_WORK TO COMPLETE_
Pick out each line of the records in which the word "JSON" appears.

_DATA SHOWN_
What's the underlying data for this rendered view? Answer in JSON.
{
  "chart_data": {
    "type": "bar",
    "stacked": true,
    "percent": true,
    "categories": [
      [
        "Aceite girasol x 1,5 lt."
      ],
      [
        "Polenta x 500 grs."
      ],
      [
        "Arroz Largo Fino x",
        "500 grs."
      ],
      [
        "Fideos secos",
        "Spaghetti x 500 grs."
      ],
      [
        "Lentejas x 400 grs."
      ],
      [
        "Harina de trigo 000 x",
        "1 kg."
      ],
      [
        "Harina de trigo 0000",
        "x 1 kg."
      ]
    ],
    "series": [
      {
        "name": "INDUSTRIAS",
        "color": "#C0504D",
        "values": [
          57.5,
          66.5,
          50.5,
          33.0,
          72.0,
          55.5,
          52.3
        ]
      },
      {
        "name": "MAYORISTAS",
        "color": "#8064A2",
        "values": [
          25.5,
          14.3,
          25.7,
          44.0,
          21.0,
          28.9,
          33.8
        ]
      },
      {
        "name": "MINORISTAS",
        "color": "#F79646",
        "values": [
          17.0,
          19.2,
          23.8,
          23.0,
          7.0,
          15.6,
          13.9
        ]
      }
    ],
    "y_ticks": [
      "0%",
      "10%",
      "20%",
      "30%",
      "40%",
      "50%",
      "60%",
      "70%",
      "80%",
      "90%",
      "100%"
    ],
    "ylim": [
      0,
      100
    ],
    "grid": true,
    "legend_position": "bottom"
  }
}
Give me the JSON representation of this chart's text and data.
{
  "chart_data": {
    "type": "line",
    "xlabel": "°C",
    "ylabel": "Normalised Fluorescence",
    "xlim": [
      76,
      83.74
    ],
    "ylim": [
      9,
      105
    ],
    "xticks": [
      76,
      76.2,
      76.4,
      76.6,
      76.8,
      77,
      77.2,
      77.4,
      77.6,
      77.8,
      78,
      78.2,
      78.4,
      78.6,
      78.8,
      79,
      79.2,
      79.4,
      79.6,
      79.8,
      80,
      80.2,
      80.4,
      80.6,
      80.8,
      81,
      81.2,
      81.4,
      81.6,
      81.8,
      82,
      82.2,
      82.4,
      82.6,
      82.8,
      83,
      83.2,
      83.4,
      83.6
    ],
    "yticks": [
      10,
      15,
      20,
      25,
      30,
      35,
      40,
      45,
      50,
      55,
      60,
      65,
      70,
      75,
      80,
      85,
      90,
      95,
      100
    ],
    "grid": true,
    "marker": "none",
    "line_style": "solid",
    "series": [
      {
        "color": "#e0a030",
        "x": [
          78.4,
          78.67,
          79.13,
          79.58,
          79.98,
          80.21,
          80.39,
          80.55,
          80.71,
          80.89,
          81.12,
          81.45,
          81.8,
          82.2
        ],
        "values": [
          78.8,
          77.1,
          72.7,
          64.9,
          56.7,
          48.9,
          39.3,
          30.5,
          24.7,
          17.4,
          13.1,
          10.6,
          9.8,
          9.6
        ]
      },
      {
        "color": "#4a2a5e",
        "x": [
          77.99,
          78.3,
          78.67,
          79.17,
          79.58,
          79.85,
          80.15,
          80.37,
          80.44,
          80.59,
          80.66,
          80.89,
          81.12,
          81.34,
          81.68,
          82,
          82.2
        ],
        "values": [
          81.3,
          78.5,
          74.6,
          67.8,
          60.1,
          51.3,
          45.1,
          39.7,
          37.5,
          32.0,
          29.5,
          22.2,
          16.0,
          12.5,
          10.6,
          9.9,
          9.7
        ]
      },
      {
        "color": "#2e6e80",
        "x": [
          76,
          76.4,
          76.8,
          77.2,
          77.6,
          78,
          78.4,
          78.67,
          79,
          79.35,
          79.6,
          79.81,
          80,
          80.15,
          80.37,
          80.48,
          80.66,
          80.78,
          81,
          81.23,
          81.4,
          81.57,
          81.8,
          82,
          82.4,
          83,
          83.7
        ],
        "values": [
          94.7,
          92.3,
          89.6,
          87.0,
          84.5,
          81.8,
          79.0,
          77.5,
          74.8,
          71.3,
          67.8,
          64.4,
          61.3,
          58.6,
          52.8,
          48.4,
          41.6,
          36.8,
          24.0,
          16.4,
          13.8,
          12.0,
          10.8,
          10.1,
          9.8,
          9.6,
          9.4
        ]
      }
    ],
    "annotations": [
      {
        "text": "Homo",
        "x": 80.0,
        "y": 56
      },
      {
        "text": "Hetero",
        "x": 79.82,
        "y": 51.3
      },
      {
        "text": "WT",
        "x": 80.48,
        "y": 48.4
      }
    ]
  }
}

_EXERCISE RESPONSE_
What's the underlying data for this rendered view? Answer in JSON.
Give me the JSON representation of this chart's text and data.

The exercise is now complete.